* RECORDED INFORMATION:
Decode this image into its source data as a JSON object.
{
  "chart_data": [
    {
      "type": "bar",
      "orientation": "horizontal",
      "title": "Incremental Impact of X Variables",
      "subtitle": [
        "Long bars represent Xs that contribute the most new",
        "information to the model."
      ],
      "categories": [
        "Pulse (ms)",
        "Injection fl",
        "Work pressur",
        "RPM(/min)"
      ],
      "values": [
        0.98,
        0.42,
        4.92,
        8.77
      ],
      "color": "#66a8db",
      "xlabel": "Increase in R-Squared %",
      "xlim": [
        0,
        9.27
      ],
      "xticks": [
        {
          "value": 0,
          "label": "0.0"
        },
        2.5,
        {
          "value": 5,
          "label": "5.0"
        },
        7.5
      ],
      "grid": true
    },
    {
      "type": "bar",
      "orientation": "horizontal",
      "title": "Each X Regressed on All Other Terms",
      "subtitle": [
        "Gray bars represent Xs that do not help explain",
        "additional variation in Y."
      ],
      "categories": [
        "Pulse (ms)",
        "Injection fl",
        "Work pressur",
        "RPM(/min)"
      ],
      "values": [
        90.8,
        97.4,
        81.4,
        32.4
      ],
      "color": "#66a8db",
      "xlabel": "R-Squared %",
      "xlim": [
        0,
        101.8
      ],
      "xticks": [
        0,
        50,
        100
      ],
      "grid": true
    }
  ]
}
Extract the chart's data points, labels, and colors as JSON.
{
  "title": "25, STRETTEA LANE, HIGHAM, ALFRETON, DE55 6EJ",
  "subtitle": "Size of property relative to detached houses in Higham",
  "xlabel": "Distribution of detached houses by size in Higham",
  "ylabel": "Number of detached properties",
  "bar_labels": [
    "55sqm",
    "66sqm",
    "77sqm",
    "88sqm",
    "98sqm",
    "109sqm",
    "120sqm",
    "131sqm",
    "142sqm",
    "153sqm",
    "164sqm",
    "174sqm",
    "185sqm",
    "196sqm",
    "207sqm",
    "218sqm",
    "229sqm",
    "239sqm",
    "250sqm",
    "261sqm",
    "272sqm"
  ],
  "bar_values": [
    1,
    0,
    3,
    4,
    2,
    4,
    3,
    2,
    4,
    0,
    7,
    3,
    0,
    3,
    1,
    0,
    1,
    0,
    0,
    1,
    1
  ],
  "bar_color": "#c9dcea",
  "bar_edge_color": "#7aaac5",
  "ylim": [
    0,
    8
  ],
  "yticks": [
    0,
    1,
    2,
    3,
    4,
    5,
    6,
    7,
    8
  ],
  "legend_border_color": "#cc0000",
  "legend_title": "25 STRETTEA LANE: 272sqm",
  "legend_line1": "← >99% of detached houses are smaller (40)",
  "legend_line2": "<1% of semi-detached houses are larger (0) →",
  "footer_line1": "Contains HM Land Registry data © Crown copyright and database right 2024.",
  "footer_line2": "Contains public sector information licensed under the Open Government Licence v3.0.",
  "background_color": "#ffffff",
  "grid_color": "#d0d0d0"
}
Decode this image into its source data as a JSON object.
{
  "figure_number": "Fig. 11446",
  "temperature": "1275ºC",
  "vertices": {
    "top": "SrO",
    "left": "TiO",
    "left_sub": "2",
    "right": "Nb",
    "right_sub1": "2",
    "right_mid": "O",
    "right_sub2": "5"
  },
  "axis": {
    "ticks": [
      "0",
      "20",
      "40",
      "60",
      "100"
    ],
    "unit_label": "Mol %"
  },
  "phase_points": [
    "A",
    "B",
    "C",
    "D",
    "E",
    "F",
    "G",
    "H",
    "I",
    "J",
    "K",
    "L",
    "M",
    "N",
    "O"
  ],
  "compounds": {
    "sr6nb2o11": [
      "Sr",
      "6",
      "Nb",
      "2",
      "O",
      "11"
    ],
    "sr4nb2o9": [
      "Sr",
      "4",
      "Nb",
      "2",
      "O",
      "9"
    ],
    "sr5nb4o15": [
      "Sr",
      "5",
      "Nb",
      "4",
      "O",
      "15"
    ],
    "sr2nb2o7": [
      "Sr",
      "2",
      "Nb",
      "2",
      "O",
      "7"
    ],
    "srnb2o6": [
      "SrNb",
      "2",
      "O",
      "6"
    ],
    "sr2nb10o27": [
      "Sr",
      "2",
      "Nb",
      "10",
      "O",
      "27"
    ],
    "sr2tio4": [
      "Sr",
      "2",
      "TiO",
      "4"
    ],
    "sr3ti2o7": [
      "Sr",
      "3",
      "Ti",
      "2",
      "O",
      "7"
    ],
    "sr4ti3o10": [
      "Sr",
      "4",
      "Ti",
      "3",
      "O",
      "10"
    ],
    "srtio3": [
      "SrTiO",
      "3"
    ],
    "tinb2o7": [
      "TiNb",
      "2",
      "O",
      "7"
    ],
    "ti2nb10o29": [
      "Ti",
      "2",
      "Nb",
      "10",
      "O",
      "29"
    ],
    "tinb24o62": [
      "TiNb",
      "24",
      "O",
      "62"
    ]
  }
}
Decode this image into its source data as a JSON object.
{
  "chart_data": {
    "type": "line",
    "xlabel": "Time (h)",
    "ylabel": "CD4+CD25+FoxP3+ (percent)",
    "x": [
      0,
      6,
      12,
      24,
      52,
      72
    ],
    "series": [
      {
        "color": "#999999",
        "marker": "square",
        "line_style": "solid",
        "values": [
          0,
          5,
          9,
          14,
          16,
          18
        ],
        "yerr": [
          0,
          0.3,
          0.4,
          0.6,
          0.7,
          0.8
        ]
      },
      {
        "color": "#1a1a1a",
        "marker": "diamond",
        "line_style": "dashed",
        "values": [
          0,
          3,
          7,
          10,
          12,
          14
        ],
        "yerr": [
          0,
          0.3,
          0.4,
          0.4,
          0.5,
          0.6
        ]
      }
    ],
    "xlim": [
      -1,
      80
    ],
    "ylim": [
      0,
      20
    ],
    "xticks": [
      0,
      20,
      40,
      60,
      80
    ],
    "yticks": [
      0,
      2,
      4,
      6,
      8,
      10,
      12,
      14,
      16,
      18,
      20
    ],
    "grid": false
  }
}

* EXERCISE INSTRUCTIONS:
Output each record exactly, leaving nothing out.

* SOLUTION:
Decode this image into its source data as a JSON object.
{
  "chart_data": [
    {
      "type": "bar",
      "orientation": "horizontal",
      "title": "Incremental Impact of X Variables",
      "subtitle": [
        "Long bars represent Xs that contribute the most new",
        "information to the model."
      ],
      "categories": [
        "Pulse (ms)",
        "Injection fl",
        "Work pressur",
        "RPM(/min)"
      ],
      "values": [
        0.98,
        0.42,
        4.92,
        8.77
      ],
      "color": "#66a8db",
      "xlabel": "Increase in R-Squared %",
      "xlim": [
        0,
        9.27
      ],
      "xticks": [
        {
          "value": 0,
          "label": "0.0"
        },
        2.5,
        {
          "value": 5,
          "label": "5.0"
        },
        7.5
      ],
      "grid": true
    },
    {
      "type": "bar",
      "orientation": "horizontal",
      "title": "Each X Regressed on All Other Terms",
      "subtitle": [
        "Gray bars represent Xs that do not help explain",
        "additional variation in Y."
      ],
      "categories": [
        "Pulse (ms)",
        "Injection fl",
        "Work pressur",
        "RPM(/min)"
      ],
      "values": [
        90.8,
        97.4,
        81.4,
        32.4
      ],
      "color": "#66a8db",
      "xlabel": "R-Squared %",
      "xlim": [
        0,
        101.8
      ],
      "xticks": [
        0,
        50,
        100
      ],
      "grid": true
    }
  ]
}
Extract the chart's data points, labels, and colors as JSON.
{
  "title": "25, STRETTEA LANE, HIGHAM, ALFRETON, DE55 6EJ",
  "subtitle": "Size of property relative to detached houses in Higham",
  "xlabel": "Distribution of detached houses by size in Higham",
  "ylabel": "Number of detached properties",
  "bar_labels": [
    "55sqm",
    "66sqm",
    "77sqm",
    "88sqm",
    "98sqm",
    "109sqm",
    "120sqm",
    "131sqm",
    "142sqm",
    "153sqm",
    "164sqm",
    "174sqm",
    "185sqm",
    "196sqm",
    "207sqm",
    "218sqm",
    "229sqm",
    "239sqm",
    "250sqm",
    "261sqm",
    "272sqm"
  ],
  "bar_values": [
    1,
    0,
    3,
    4,
    2,
    4,
    3,
    2,
    4,
    0,
    7,
    3,
    0,
    3,
    1,
    0,
    1,
    0,
    0,
    1,
    1
  ],
  "bar_color": "#c9dcea",
  "bar_edge_color": "#7aaac5",
  "ylim": [
    0,
    8
  ],
  "yticks": [
    0,
    1,
    2,
    3,
    4,
    5,
    6,
    7,
    8
  ],
  "legend_border_color": "#cc0000",
  "legend_title": "25 STRETTEA LANE: 272sqm",
  "legend_line1": "← >99% of detached houses are smaller (40)",
  "legend_line2": "<1% of semi-detached houses are larger (0) →",
  "footer_line1": "Contains HM Land Registry data © Crown copyright and database right 2024.",
  "footer_line2": "Contains public sector information licensed under the Open Government Licence v3.0.",
  "background_color": "#ffffff",
  "grid_color": "#d0d0d0"
}
Decode this image into its source data as a JSON object.
{
  "figure_number": "Fig. 11446",
  "temperature": "1275ºC",
  "vertices": {
    "top": "SrO",
    "left": "TiO",
    "left_sub": "2",
    "right": "Nb",
    "right_sub1": "2",
    "right_mid": "O",
    "right_sub2": "5"
  },
  "axis": {
    "ticks": [
      "0",
      "20",
      "40",
      "60",
      "100"
    ],
    "unit_label": "Mol %"
  },
  "phase_points": [
    "A",
    "B",
    "C",
    "D",
    "E",
    "F",
    "G",
    "H",
    "I",
    "J",
    "K",
    "L",
    "M",
    "N",
    "O"
  ],
  "compounds": {
    "sr6nb2o11": [
      "Sr",
      "6",
      "Nb",
      "2",
      "O",
      "11"
    ],
    "sr4nb2o9": [
      "Sr",
      "4",
      "Nb",
      "2",
      "O",
      "9"
    ],
    "sr5nb4o15": [
      "Sr",
      "5",
      "Nb",
      "4",
      "O",
      "15"
    ],
    "sr2nb2o7": [
      "Sr",
      "2",
      "Nb",
      "2",
      "O",
      "7"
    ],
    "srnb2o6": [
      "SrNb",
      "2",
      "O",
      "6"
    ],
    "sr2nb10o27": [
      "Sr",
      "2",
      "Nb",
      "10",
      "O",
      "27"
    ],
    "sr2tio4": [
      "Sr",
      "2",
      "TiO",
      "4"
    ],
    "sr3ti2o7": [
      "Sr",
      "3",
      "Ti",
      "2",
      "O",
      "7"
    ],
    "sr4ti3o10": [
      "Sr",
      "4",
      "Ti",
      "3",
      "O",
      "10"
    ],
    "srtio3": [
      "SrTiO",
      "3"
    ],
    "tinb2o7": [
      "TiNb",
      "2",
      "O",
      "7"
    ],
    "ti2nb10o29": [
      "Ti",
      "2",
      "Nb",
      "10",
      "O",
      "29"
    ],
    "tinb24o62": [
      "TiNb",
      "24",
      "O",
      "62"
    ]
  }
}
Decode this image into its source data as a JSON object.
{
  "chart_data": {
    "type": "line",
    "xlabel": "Time (h)",
    "ylabel": "CD4+CD25+FoxP3+ (percent)",
    "x": [
      0,
      6,
      12,
      24,
      52,
      72
    ],
    "series": [
      {
        "color": "#999999",
        "marker": "square",
        "line_style": "solid",
        "values": [
          0,
          5,
          9,
          14,
          16,
          18
        ],
        "yerr": [
          0,
          0.3,
          0.4,
          0.6,
          0.7,
          0.8
        ]
      },
      {
        "color": "#1a1a1a",
        "marker": "diamond",
        "line_style": "dashed",
        "values": [
          0,
          3,
          7,
          10,
          12,
          14
        ],
        "yerr": [
          0,
          0.3,
          0.4,
          0.4,
          0.5,
          0.6
        ]
      }
    ],
    "xlim": [
      -1,
      80
    ],
    "ylim": [
      0,
      20
    ],
    "xticks": [
      0,
      20,
      40,
      60,
      80
    ],
    "yticks": [
      0,
      2,
      4,
      6,
      8,
      10,
      12,
      14,
      16,
      18,
      20
    ],
    "grid": false
  }
}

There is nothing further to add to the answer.